*** Opening Dataset excerpts ***
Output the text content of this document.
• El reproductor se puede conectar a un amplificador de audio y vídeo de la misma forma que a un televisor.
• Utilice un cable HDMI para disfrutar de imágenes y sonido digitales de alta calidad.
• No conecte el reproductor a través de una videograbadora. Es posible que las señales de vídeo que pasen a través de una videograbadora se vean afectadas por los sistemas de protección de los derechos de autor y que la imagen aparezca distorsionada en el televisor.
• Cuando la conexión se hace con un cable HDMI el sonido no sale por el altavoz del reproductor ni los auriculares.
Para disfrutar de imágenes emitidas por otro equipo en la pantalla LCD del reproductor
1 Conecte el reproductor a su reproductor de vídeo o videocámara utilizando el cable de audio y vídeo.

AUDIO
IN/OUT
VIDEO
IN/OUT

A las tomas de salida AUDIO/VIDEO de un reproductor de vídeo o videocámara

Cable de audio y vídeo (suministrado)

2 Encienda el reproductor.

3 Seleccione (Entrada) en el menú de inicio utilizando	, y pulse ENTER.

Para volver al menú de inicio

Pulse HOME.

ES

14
*** Closing Dataset excerpts ***
- **What is required**:
Copy the lines above exactly, leaving every word as it is.

- **Exercise response**:
Output the text content of this document.
• El reproductor se puede conectar a un amplificador de audio y vídeo de la misma forma que a un televisor.
• Utilice un cable HDMI para disfrutar de imágenes y sonido digitales de alta calidad.
• No conecte el reproductor a través de una videograbadora. Es posible que las señales de vídeo que pasen a través de una videograbadora se vean afectadas por los sistemas de protección de los derechos de autor y que la imagen aparezca distorsionada en el televisor.
• Cuando la conexión se hace con un cable HDMI el sonido no sale por el altavoz del reproductor ni los auriculares.
Para disfrutar de imágenes emitidas por otro equipo en la pantalla LCD del reproductor
1 Conecte el reproductor a su reproductor de vídeo o videocámara utilizando el cable de audio y vídeo.

AUDIO
IN/OUT
VIDEO
IN/OUT

A las tomas de salida AUDIO/VIDEO de un reproductor de vídeo o videocámara

Cable de audio y vídeo (suministrado)

2 Encienda el reproductor.

3 Seleccione (Entrada) en el menú de inicio utilizando	, y pulse ENTER.

Para volver al menú de inicio

Pulse HOME.

ES

14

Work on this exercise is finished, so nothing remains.